--- Goal ---
Here are some records; quote them exactly, leaving out the pictures.

— Start of Given data —

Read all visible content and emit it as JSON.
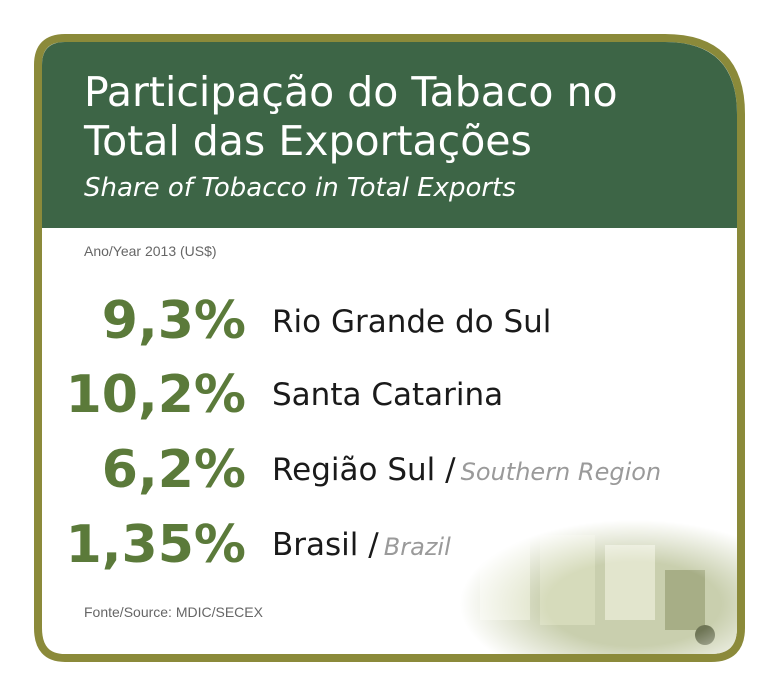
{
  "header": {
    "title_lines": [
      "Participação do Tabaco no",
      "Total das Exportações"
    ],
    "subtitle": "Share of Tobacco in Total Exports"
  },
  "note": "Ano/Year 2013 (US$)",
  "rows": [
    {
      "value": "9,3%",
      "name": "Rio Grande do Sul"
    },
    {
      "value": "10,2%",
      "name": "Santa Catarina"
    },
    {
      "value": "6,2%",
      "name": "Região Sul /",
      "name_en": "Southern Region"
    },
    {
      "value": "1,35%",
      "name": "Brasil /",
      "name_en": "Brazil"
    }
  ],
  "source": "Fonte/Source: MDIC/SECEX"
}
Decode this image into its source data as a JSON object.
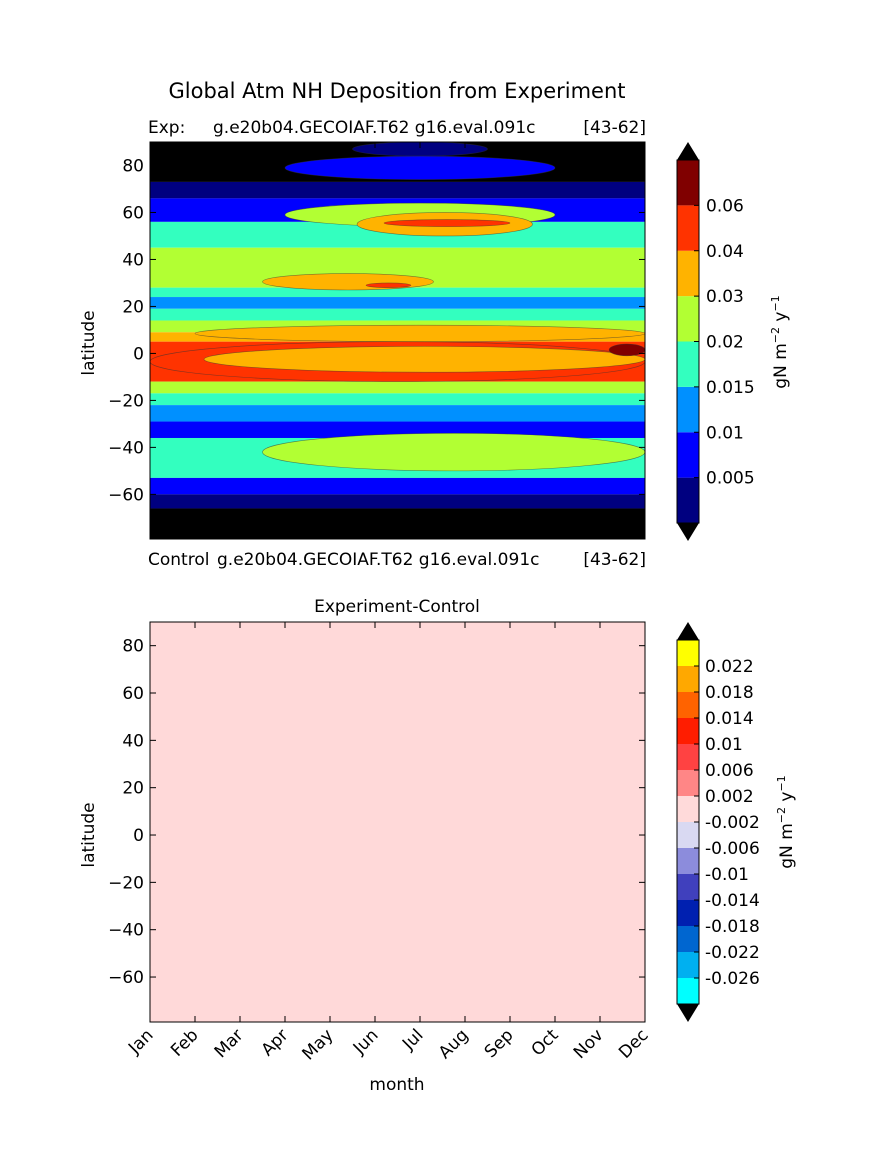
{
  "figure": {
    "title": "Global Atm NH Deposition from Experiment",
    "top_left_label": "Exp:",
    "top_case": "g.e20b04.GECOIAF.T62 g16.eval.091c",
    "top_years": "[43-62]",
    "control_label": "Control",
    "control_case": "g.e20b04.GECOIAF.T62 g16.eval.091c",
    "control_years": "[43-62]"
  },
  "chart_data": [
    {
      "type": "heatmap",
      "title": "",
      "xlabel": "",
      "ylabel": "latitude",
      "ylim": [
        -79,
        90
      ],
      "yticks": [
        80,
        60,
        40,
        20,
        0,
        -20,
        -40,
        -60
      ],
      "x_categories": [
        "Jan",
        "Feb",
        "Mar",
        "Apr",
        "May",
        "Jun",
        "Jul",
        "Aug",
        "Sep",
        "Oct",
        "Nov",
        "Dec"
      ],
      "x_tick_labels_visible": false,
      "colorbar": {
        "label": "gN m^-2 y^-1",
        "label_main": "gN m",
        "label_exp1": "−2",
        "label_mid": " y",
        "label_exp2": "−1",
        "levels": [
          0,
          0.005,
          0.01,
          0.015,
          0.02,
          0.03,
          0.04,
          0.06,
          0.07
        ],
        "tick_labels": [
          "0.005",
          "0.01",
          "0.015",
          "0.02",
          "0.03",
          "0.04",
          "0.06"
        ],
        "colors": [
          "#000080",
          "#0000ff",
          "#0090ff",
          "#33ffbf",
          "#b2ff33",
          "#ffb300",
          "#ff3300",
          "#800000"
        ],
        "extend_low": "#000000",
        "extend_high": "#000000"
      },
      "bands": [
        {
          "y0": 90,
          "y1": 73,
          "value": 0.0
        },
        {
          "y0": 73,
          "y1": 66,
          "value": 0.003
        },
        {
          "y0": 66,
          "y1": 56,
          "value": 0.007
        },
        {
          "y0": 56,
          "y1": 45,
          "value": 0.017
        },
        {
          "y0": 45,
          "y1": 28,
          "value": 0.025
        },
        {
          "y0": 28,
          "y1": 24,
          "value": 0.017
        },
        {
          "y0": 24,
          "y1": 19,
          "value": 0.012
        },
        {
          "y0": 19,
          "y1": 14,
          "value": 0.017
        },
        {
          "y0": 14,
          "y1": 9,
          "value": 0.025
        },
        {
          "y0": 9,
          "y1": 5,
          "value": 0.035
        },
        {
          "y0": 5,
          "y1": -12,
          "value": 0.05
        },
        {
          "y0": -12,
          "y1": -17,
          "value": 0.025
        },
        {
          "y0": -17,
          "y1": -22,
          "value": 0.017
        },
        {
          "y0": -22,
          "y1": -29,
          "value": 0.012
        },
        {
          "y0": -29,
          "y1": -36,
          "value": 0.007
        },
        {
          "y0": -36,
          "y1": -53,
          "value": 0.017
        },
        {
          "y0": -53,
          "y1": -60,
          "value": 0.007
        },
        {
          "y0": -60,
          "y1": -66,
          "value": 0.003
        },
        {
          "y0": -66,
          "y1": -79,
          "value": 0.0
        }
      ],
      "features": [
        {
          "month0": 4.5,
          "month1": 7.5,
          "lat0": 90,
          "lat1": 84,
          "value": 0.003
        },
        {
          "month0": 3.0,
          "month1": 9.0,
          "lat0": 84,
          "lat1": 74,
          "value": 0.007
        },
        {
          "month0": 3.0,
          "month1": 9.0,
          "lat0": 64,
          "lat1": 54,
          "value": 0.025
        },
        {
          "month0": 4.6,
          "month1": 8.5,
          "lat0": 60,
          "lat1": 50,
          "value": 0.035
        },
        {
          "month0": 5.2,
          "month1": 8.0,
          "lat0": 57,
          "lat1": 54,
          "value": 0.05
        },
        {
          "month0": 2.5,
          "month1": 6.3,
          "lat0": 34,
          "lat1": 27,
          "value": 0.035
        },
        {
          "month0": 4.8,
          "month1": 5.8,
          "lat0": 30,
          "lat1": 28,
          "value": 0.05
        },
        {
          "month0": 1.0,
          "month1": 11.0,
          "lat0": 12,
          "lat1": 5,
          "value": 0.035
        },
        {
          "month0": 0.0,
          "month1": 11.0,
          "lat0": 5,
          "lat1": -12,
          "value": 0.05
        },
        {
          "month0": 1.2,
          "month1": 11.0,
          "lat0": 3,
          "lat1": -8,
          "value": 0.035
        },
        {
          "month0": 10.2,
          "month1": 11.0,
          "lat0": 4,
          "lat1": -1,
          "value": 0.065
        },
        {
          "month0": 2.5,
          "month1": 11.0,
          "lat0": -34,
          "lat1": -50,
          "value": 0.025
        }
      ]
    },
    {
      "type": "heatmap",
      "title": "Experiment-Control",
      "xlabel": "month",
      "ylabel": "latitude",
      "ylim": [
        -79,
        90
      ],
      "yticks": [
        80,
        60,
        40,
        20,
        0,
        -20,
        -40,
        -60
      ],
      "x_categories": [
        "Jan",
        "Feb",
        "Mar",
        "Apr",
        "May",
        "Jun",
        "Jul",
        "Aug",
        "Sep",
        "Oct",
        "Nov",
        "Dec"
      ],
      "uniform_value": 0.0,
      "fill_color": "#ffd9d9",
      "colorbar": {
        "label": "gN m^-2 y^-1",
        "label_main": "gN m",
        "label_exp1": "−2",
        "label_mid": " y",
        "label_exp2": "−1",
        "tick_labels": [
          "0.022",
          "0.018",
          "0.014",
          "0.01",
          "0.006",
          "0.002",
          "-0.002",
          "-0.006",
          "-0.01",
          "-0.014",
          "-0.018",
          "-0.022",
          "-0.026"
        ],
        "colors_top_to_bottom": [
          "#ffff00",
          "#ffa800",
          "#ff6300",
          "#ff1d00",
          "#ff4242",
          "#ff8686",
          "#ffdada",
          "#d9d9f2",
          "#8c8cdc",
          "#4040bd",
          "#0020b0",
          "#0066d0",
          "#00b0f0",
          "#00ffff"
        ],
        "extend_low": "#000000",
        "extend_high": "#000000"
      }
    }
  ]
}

— End of Given data —

--- Final result ---
Read all visible content and emit it as JSON.
{
  "header": {
    "title_lines": [
      "Participação do Tabaco no",
      "Total das Exportações"
    ],
    "subtitle": "Share of Tobacco in Total Exports"
  },
  "note": "Ano/Year 2013 (US$)",
  "rows": [
    {
      "value": "9,3%",
      "name": "Rio Grande do Sul"
    },
    {
      "value": "10,2%",
      "name": "Santa Catarina"
    },
    {
      "value": "6,2%",
      "name": "Região Sul /",
      "name_en": "Southern Region"
    },
    {
      "value": "1,35%",
      "name": "Brasil /",
      "name_en": "Brazil"
    }
  ],
  "source": "Fonte/Source: MDIC/SECEX"
}
Decode this image into its source data as a JSON object.
{
  "figure": {
    "title": "Global Atm NH Deposition from Experiment",
    "top_left_label": "Exp:",
    "top_case": "g.e20b04.GECOIAF.T62 g16.eval.091c",
    "top_years": "[43-62]",
    "control_label": "Control",
    "control_case": "g.e20b04.GECOIAF.T62 g16.eval.091c",
    "control_years": "[43-62]"
  },
  "chart_data": [
    {
      "type": "heatmap",
      "title": "",
      "xlabel": "",
      "ylabel": "latitude",
      "ylim": [
        -79,
        90
      ],
      "yticks": [
        80,
        60,
        40,
        20,
        0,
        -20,
        -40,
        -60
      ],
      "x_categories": [
        "Jan",
        "Feb",
        "Mar",
        "Apr",
        "May",
        "Jun",
        "Jul",
        "Aug",
        "Sep",
        "Oct",
        "Nov",
        "Dec"
      ],
      "x_tick_labels_visible": false,
      "colorbar": {
        "label": "gN m^-2 y^-1",
        "label_main": "gN m",
        "label_exp1": "−2",
        "label_mid": " y",
        "label_exp2": "−1",
        "levels": [
          0,
          0.005,
          0.01,
          0.015,
          0.02,
          0.03,
          0.04,
          0.06,
          0.07
        ],
        "tick_labels": [
          "0.005",
          "0.01",
          "0.015",
          "0.02",
          "0.03",
          "0.04",
          "0.06"
        ],
        "colors": [
          "#000080",
          "#0000ff",
          "#0090ff",
          "#33ffbf",
          "#b2ff33",
          "#ffb300",
          "#ff3300",
          "#800000"
        ],
        "extend_low": "#000000",
        "extend_high": "#000000"
      },
      "bands": [
        {
          "y0": 90,
          "y1": 73,
          "value": 0.0
        },
        {
          "y0": 73,
          "y1": 66,
          "value": 0.003
        },
        {
          "y0": 66,
          "y1": 56,
          "value": 0.007
        },
        {
          "y0": 56,
          "y1": 45,
          "value": 0.017
        },
        {
          "y0": 45,
          "y1": 28,
          "value": 0.025
        },
        {
          "y0": 28,
          "y1": 24,
          "value": 0.017
        },
        {
          "y0": 24,
          "y1": 19,
          "value": 0.012
        },
        {
          "y0": 19,
          "y1": 14,
          "value": 0.017
        },
        {
          "y0": 14,
          "y1": 9,
          "value": 0.025
        },
        {
          "y0": 9,
          "y1": 5,
          "value": 0.035
        },
        {
          "y0": 5,
          "y1": -12,
          "value": 0.05
        },
        {
          "y0": -12,
          "y1": -17,
          "value": 0.025
        },
        {
          "y0": -17,
          "y1": -22,
          "value": 0.017
        },
        {
          "y0": -22,
          "y1": -29,
          "value": 0.012
        },
        {
          "y0": -29,
          "y1": -36,
          "value": 0.007
        },
        {
          "y0": -36,
          "y1": -53,
          "value": 0.017
        },
        {
          "y0": -53,
          "y1": -60,
          "value": 0.007
        },
        {
          "y0": -60,
          "y1": -66,
          "value": 0.003
        },
        {
          "y0": -66,
          "y1": -79,
          "value": 0.0
        }
      ],
      "features": [
        {
          "month0": 4.5,
          "month1": 7.5,
          "lat0": 90,
          "lat1": 84,
          "value": 0.003
        },
        {
          "month0": 3.0,
          "month1": 9.0,
          "lat0": 84,
          "lat1": 74,
          "value": 0.007
        },
        {
          "month0": 3.0,
          "month1": 9.0,
          "lat0": 64,
          "lat1": 54,
          "value": 0.025
        },
        {
          "month0": 4.6,
          "month1": 8.5,
          "lat0": 60,
          "lat1": 50,
          "value": 0.035
        },
        {
          "month0": 5.2,
          "month1": 8.0,
          "lat0": 57,
          "lat1": 54,
          "value": 0.05
        },
        {
          "month0": 2.5,
          "month1": 6.3,
          "lat0": 34,
          "lat1": 27,
          "value": 0.035
        },
        {
          "month0": 4.8,
          "month1": 5.8,
          "lat0": 30,
          "lat1": 28,
          "value": 0.05
        },
        {
          "month0": 1.0,
          "month1": 11.0,
          "lat0": 12,
          "lat1": 5,
          "value": 0.035
        },
        {
          "month0": 0.0,
          "month1": 11.0,
          "lat0": 5,
          "lat1": -12,
          "value": 0.05
        },
        {
          "month0": 1.2,
          "month1": 11.0,
          "lat0": 3,
          "lat1": -8,
          "value": 0.035
        },
        {
          "month0": 10.2,
          "month1": 11.0,
          "lat0": 4,
          "lat1": -1,
          "value": 0.065
        },
        {
          "month0": 2.5,
          "month1": 11.0,
          "lat0": -34,
          "lat1": -50,
          "value": 0.025
        }
      ]
    },
    {
      "type": "heatmap",
      "title": "Experiment-Control",
      "xlabel": "month",
      "ylabel": "latitude",
      "ylim": [
        -79,
        90
      ],
      "yticks": [
        80,
        60,
        40,
        20,
        0,
        -20,
        -40,
        -60
      ],
      "x_categories": [
        "Jan",
        "Feb",
        "Mar",
        "Apr",
        "May",
        "Jun",
        "Jul",
        "Aug",
        "Sep",
        "Oct",
        "Nov",
        "Dec"
      ],
      "uniform_value": 0.0,
      "fill_color": "#ffd9d9",
      "colorbar": {
        "label": "gN m^-2 y^-1",
        "label_main": "gN m",
        "label_exp1": "−2",
        "label_mid": " y",
        "label_exp2": "−1",
        "tick_labels": [
          "0.022",
          "0.018",
          "0.014",
          "0.01",
          "0.006",
          "0.002",
          "-0.002",
          "-0.006",
          "-0.01",
          "-0.014",
          "-0.018",
          "-0.022",
          "-0.026"
        ],
        "colors_top_to_bottom": [
          "#ffff00",
          "#ffa800",
          "#ff6300",
          "#ff1d00",
          "#ff4242",
          "#ff8686",
          "#ffdada",
          "#d9d9f2",
          "#8c8cdc",
          "#4040bd",
          "#0020b0",
          "#0066d0",
          "#00b0f0",
          "#00ffff"
        ],
        "extend_low": "#000000",
        "extend_high": "#000000"
      }
    }
  ]
}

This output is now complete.